>> start

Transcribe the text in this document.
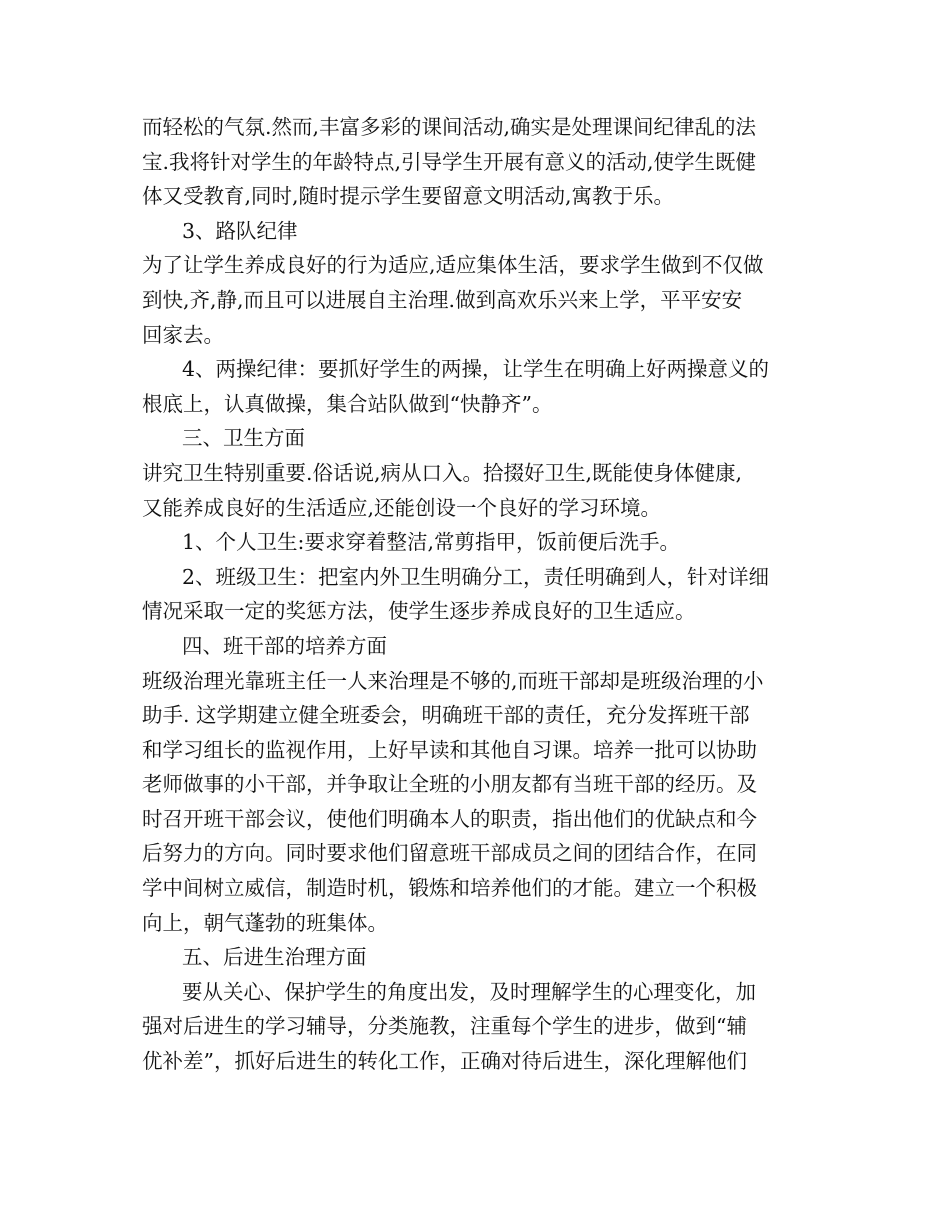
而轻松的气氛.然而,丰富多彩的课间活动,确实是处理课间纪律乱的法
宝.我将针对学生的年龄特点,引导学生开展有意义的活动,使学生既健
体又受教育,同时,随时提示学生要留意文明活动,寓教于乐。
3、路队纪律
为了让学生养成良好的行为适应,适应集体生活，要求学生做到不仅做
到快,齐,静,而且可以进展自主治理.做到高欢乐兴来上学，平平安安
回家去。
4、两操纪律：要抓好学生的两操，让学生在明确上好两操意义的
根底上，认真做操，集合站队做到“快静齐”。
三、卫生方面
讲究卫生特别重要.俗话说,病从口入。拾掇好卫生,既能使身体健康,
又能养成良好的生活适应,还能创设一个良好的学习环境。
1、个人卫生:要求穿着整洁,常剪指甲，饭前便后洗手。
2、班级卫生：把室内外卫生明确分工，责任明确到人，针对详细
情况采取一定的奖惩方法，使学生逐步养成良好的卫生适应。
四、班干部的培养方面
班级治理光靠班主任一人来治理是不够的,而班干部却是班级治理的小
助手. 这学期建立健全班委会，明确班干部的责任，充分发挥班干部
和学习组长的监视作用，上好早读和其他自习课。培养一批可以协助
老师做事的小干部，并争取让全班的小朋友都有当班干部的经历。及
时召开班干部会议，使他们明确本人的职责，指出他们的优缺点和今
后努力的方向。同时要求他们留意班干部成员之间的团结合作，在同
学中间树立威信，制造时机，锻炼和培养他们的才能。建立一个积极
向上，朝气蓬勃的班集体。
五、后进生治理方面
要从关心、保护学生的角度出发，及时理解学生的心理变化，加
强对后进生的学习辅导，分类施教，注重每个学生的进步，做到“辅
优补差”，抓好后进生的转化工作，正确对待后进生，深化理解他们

>> end

**DIRECTIONS FOR THIS TASK**. Repeat the material verbatim. Do not carry over any picture.

**RESULT FOR THIS EXERCISE**.
Transcribe the text in this document.
而轻松的气氛.然而,丰富多彩的课间活动,确实是处理课间纪律乱的法
宝.我将针对学生的年龄特点,引导学生开展有意义的活动,使学生既健
体又受教育,同时,随时提示学生要留意文明活动,寓教于乐。
3、路队纪律
为了让学生养成良好的行为适应,适应集体生活，要求学生做到不仅做
到快,齐,静,而且可以进展自主治理.做到高欢乐兴来上学，平平安安
回家去。
4、两操纪律：要抓好学生的两操，让学生在明确上好两操意义的
根底上，认真做操，集合站队做到“快静齐”。
三、卫生方面
讲究卫生特别重要.俗话说,病从口入。拾掇好卫生,既能使身体健康,
又能养成良好的生活适应,还能创设一个良好的学习环境。
1、个人卫生:要求穿着整洁,常剪指甲，饭前便后洗手。
2、班级卫生：把室内外卫生明确分工，责任明确到人，针对详细
情况采取一定的奖惩方法，使学生逐步养成良好的卫生适应。
四、班干部的培养方面
班级治理光靠班主任一人来治理是不够的,而班干部却是班级治理的小
助手. 这学期建立健全班委会，明确班干部的责任，充分发挥班干部
和学习组长的监视作用，上好早读和其他自习课。培养一批可以协助
老师做事的小干部，并争取让全班的小朋友都有当班干部的经历。及
时召开班干部会议，使他们明确本人的职责，指出他们的优缺点和今
后努力的方向。同时要求他们留意班干部成员之间的团结合作，在同
学中间树立威信，制造时机，锻炼和培养他们的才能。建立一个积极
向上，朝气蓬勃的班集体。
五、后进生治理方面
要从关心、保护学生的角度出发，及时理解学生的心理变化，加
强对后进生的学习辅导，分类施教，注重每个学生的进步，做到“辅
优补差”，抓好后进生的转化工作，正确对待后进生，深化理解他们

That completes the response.